-- begin --

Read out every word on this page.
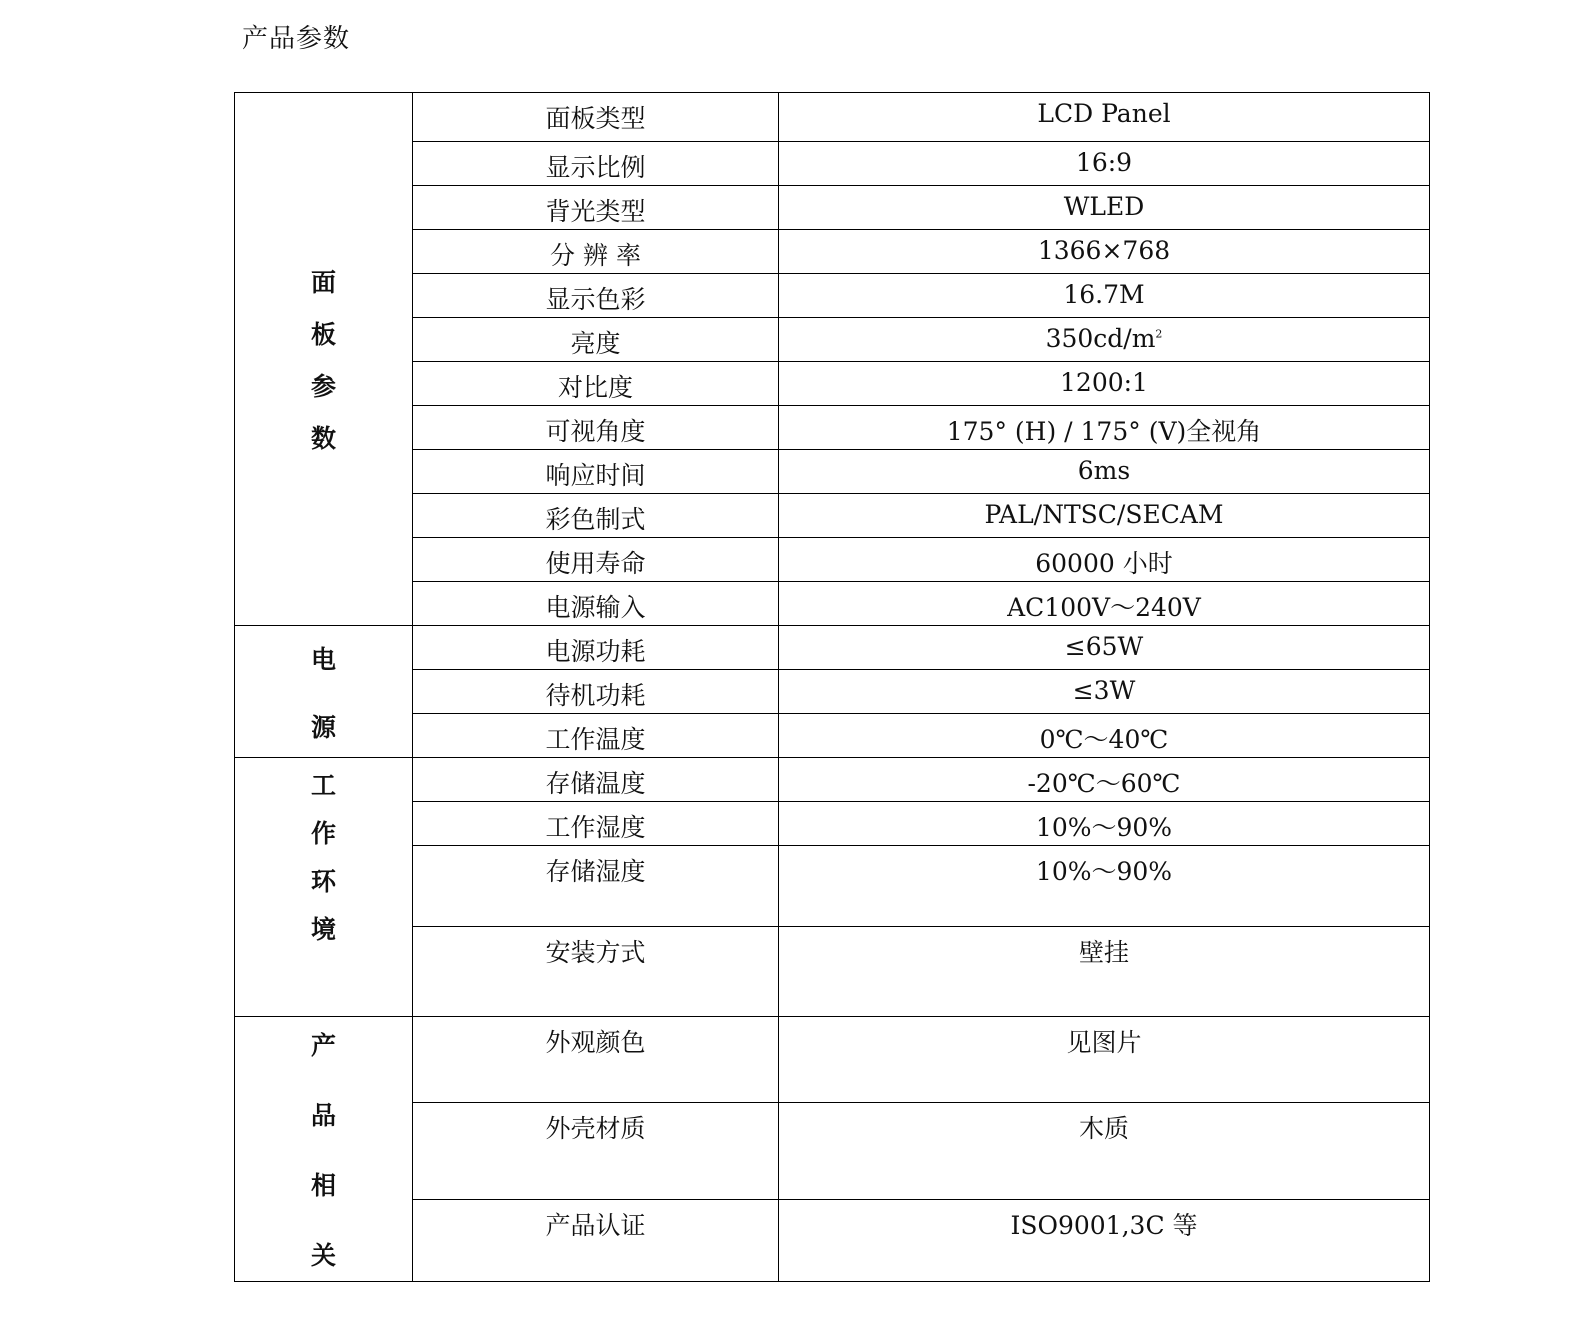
产品参数
面
板
参
数	面板类型	LCD Panel
	显示比例	16:9
	背光类型	WLED
	分 辨 率	1366×768
	显示色彩	16.7M
	亮度	$350cd/m^2$
	对比度	1200:1
	可视角度	175° (H) / 175° (V)全视角
	响应时间	6ms
	彩色制式	PAL/NTSC/SECAM
	使用寿命	60000 小时
	电源输入	AC100V～240V

电
源	电源功耗	≤65W
	待机功耗	≤3W
	工作温度	0℃～40℃

工
作
环
境	存储温度	-20℃～60℃
	工作湿度	10%～90%
	存储湿度	10%～90%
	安装方式	壁挂

产
品
相
关	外观颜色	见图片
	外壳材质	木质
	产品认证	ISO9001,3C 等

-- end --

What you have to do — Transcribe the listing above verbatim. Omit the pictures.

Response —
Read out every word on this page.
产品参数
面
板
参
数	面板类型	LCD Panel
	显示比例	16:9
	背光类型	WLED
	分 辨 率	1366×768
	显示色彩	16.7M
	亮度	$350cd/m^2$
	对比度	1200:1
	可视角度	175° (H) / 175° (V)全视角
	响应时间	6ms
	彩色制式	PAL/NTSC/SECAM
	使用寿命	60000 小时
	电源输入	AC100V～240V

电
源	电源功耗	≤65W
	待机功耗	≤3W
	工作温度	0℃～40℃

工
作
环
境	存储温度	-20℃～60℃
	工作湿度	10%～90%
	存储湿度	10%～90%
	安装方式	壁挂

产
品
相
关	外观颜色	见图片
	外壳材质	木质
	产品认证	ISO9001,3C 等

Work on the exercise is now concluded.